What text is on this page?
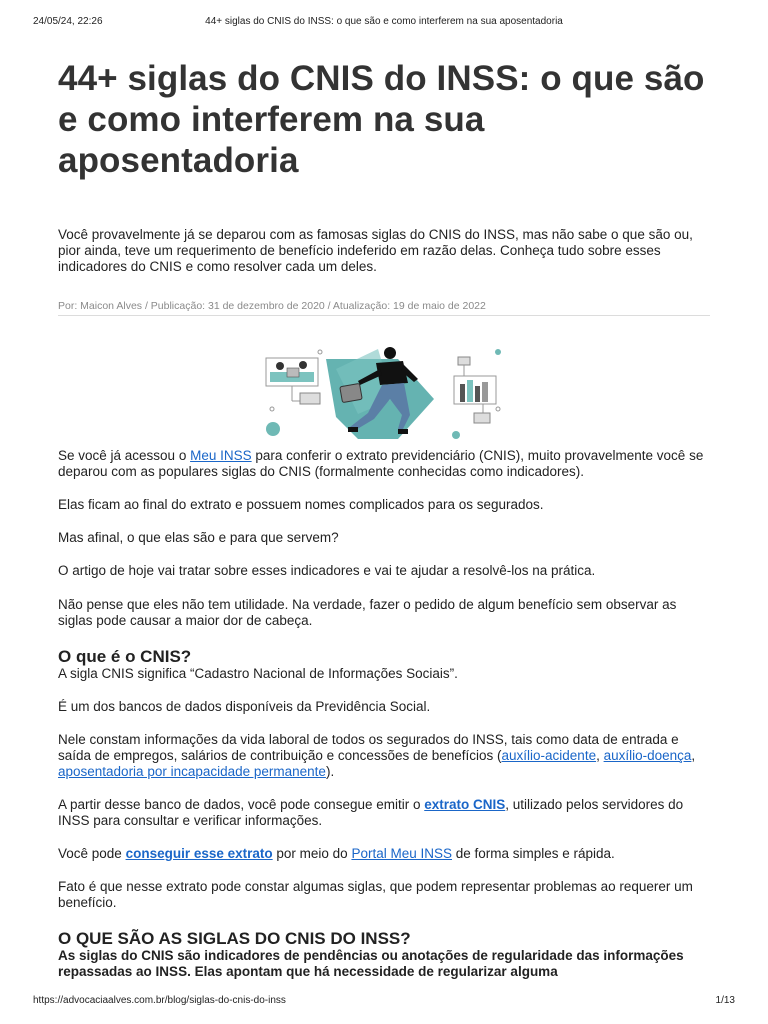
24/05/24, 22:26	44+ siglas do CNIS do INSS: o que são e como interferem na sua aposentadoria
44+ siglas do CNIS do INSS: o que são e como interferem na sua aposentadoria

Você provavelmente já se deparou com as famosas siglas do CNIS do INSS, mas não sabe o que são ou, pior ainda, teve um requerimento de benefício indeferido em razão delas. Conheça tudo sobre esses indicadores do CNIS e como resolver cada um deles.

Por: Maicon Alves / Publicação: 31 de dezembro de 2020 / Atualização: 19 de maio de 2022

Se você já acessou o Meu INSS para conferir o extrato previdenciário (CNIS), muito provavelmente você se deparou com as populares siglas do CNIS (formalmente conhecidas como indicadores).

Elas ficam ao final do extrato e possuem nomes complicados para os segurados.

Mas afinal, o que elas são e para que servem?

O artigo de hoje vai tratar sobre esses indicadores e vai te ajudar a resolvê-los na prática.

Não pense que eles não tem utilidade. Na verdade, fazer o pedido de algum benefício sem observar as siglas pode causar a maior dor de cabeça.

O que é o CNIS?

A sigla CNIS significa “Cadastro Nacional de Informações Sociais”.

É um dos bancos de dados disponíveis da Previdência Social.

Nele constam informações da vida laboral de todos os segurados do INSS, tais como data de entrada e saída de empregos, salários de contribuição e concessões de benefícios (auxílio-acidente, auxílio-doença, aposentadoria por incapacidade permanente).

A partir desse banco de dados, você pode consegue emitir o extrato CNIS, utilizado pelos servidores do INSS para consultar e verificar informações.

Você pode conseguir esse extrato por meio do Portal Meu INSS de forma simples e rápida.

Fato é que nesse extrato pode constar algumas siglas, que podem representar problemas ao requerer um benefício.

O QUE SÃO AS SIGLAS DO CNIS DO INSS?

As siglas do CNIS são indicadores de pendências ou anotações de regularidade das informações repassadas ao INSS. Elas apontam que há necessidade de regularizar alguma

https://advocaciaalves.com.br/blog/siglas-do-cnis-do-inss	1/13
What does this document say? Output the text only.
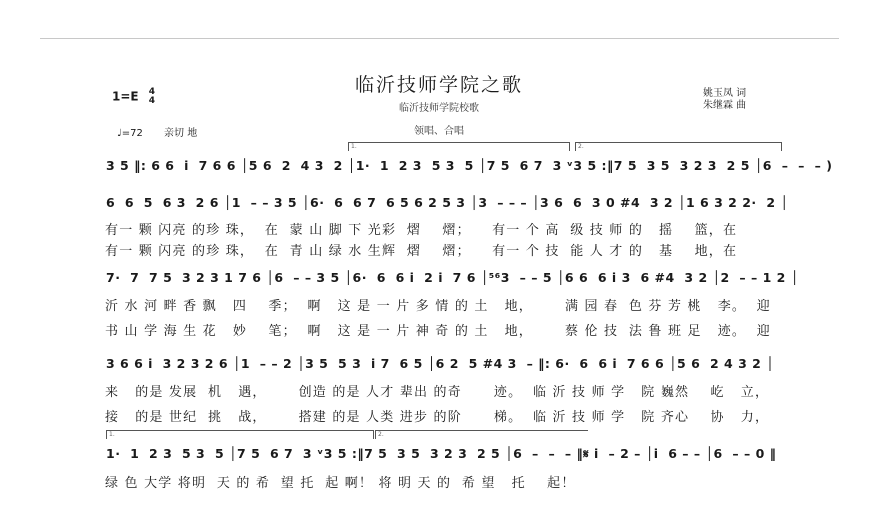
1=E 4
4
♩=72 亲切 地
临沂技师学院之歌
临沂技师学院校歌
领唱、合唱
姚玉凤 词
朱继霖 曲
1.	2.
3 5 ‖: 6 6  i  7 6 6 │5 6  2  4 3  2 │1·  1  2 3  5 3  5 │7 5  6 7  3 ᵛ3 5 :‖7 5  3 5  3 2 3  2 5 │6  –  –  – )
6  6  5  6 3  2 6 │1  – – 3 5 │6·  6  6 7  6 5 6 2 5 3 │3  – – – │3 6  6  3 0 #4  3 2 │1 6 3 2 2·  2 │
有一 颗 闪亮 的珍 珠，  在  蒙 山 脚 下 光彩  熠    熠；    有一 个 高  级 技 师 的   摇    篮，在
有一 颗 闪亮 的珍 珠，  在  青 山 绿 水 生辉  熠    熠；    有一 个 技  能 人 才 的   基    地，在
7·  7  7 5  3 2 3 1 7 6 │6  – – 3 5 │6·  6  6 i  2 i  7 6 │⁵⁶3  – – 5 │6 6  6 i 3  6 #4  3 2 │2  – – 1 2 │
沂 水 河 畔 香 飘   四    季；  啊   这 是 一 片 多 情 的 土   地，      满 园 春  色 芬 芳 桃   李。  迎
书 山 学 海 生 花   妙    笔；  啊   这 是 一 片 神 奇 的 土   地，      蔡 伦 技  法 鲁 班 足   迹。  迎
3 6 6 i  3 2 3 2 6 │1  – – 2 │3 5  5 3  i 7  6 5 │6 2  5 #4 3  – ‖: 6·  6  6 i  7 6 6 │5 6  2 4 3 2 │
来   的是 发展  机   遇，      创造 的是 人才 辈出 的奇      迹。  临 沂 技 师 学   院 巍然    屹   立，
接   的是 世纪  挑   战，      搭建 的是 人类 进步 的阶      梯。  临 沂 技 师 学   院 齐心    协   力，
1.	2.
1·  1  2 3  5 3  5 │7 5  6 7  3 ᵛ3 5 :‖7 5  3 5  3 2 3  2 5 │6  –  –  – ‖𝄋 i  – 2 – │i  6 – – │6  – – 0 ‖
绿 色 大学 将明  天 的 希  望 托  起 啊！ 将 明 天 的  希 望   托    起！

### WHAT THE TASK REQUIRES
Print the listing above in full, exactly as written. Omit any pictures.

### OUTPUT OF THE EXERCISE
What text is on this page?
24/05/24, 22:26	44+ siglas do CNIS do INSS: o que são e como interferem na sua aposentadoria
44+ siglas do CNIS do INSS: o que são e como interferem na sua aposentadoria

Você provavelmente já se deparou com as famosas siglas do CNIS do INSS, mas não sabe o que são ou, pior ainda, teve um requerimento de benefício indeferido em razão delas. Conheça tudo sobre esses indicadores do CNIS e como resolver cada um deles.

Por: Maicon Alves / Publicação: 31 de dezembro de 2020 / Atualização: 19 de maio de 2022

Se você já acessou o Meu INSS para conferir o extrato previdenciário (CNIS), muito provavelmente você se deparou com as populares siglas do CNIS (formalmente conhecidas como indicadores).

Elas ficam ao final do extrato e possuem nomes complicados para os segurados.

Mas afinal, o que elas são e para que servem?

O artigo de hoje vai tratar sobre esses indicadores e vai te ajudar a resolvê-los na prática.

Não pense que eles não tem utilidade. Na verdade, fazer o pedido de algum benefício sem observar as siglas pode causar a maior dor de cabeça.

O que é o CNIS?

A sigla CNIS significa “Cadastro Nacional de Informações Sociais”.

É um dos bancos de dados disponíveis da Previdência Social.

Nele constam informações da vida laboral de todos os segurados do INSS, tais como data de entrada e saída de empregos, salários de contribuição e concessões de benefícios (auxílio-acidente, auxílio-doença, aposentadoria por incapacidade permanente).

A partir desse banco de dados, você pode consegue emitir o extrato CNIS, utilizado pelos servidores do INSS para consultar e verificar informações.

Você pode conseguir esse extrato por meio do Portal Meu INSS de forma simples e rápida.

Fato é que nesse extrato pode constar algumas siglas, que podem representar problemas ao requerer um benefício.

O QUE SÃO AS SIGLAS DO CNIS DO INSS?

As siglas do CNIS são indicadores de pendências ou anotações de regularidade das informações repassadas ao INSS. Elas apontam que há necessidade de regularizar alguma

https://advocaciaalves.com.br/blog/siglas-do-cnis-do-inss	1/13
What does this document say? Output the text only.
1=E 4
4
♩=72 亲切 地
临沂技师学院之歌
临沂技师学院校歌
领唱、合唱
姚玉凤 词
朱继霖 曲
1.	2.
3 5 ‖: 6 6  i  7 6 6 │5 6  2  4 3  2 │1·  1  2 3  5 3  5 │7 5  6 7  3 ᵛ3 5 :‖7 5  3 5  3 2 3  2 5 │6  –  –  – )
6  6  5  6 3  2 6 │1  – – 3 5 │6·  6  6 7  6 5 6 2 5 3 │3  – – – │3 6  6  3 0 #4  3 2 │1 6 3 2 2·  2 │
有一 颗 闪亮 的珍 珠，  在  蒙 山 脚 下 光彩  熠    熠；    有一 个 高  级 技 师 的   摇    篮，在
有一 颗 闪亮 的珍 珠，  在  青 山 绿 水 生辉  熠    熠；    有一 个 技  能 人 才 的   基    地，在
7·  7  7 5  3 2 3 1 7 6 │6  – – 3 5 │6·  6  6 i  2 i  7 6 │⁵⁶3  – – 5 │6 6  6 i 3  6 #4  3 2 │2  – – 1 2 │
沂 水 河 畔 香 飘   四    季；  啊   这 是 一 片 多 情 的 土   地，      满 园 春  色 芬 芳 桃   李。  迎
书 山 学 海 生 花   妙    笔；  啊   这 是 一 片 神 奇 的 土   地，      蔡 伦 技  法 鲁 班 足   迹。  迎
3 6 6 i  3 2 3 2 6 │1  – – 2 │3 5  5 3  i 7  6 5 │6 2  5 #4 3  – ‖: 6·  6  6 i  7 6 6 │5 6  2 4 3 2 │
来   的是 发展  机   遇，      创造 的是 人才 辈出 的奇      迹。  临 沂 技 师 学   院 巍然    屹   立，
接   的是 世纪  挑   战，      搭建 的是 人类 进步 的阶      梯。  临 沂 技 师 学   院 齐心    协   力，
1.	2.
1·  1  2 3  5 3  5 │7 5  6 7  3 ᵛ3 5 :‖7 5  3 5  3 2 3  2 5 │6  –  –  – ‖𝄋 i  – 2 – │i  6 – – │6  – – 0 ‖
绿 色 大学 将明  天 的 希  望 托  起 啊！ 将 明 天 的  希 望   托    起！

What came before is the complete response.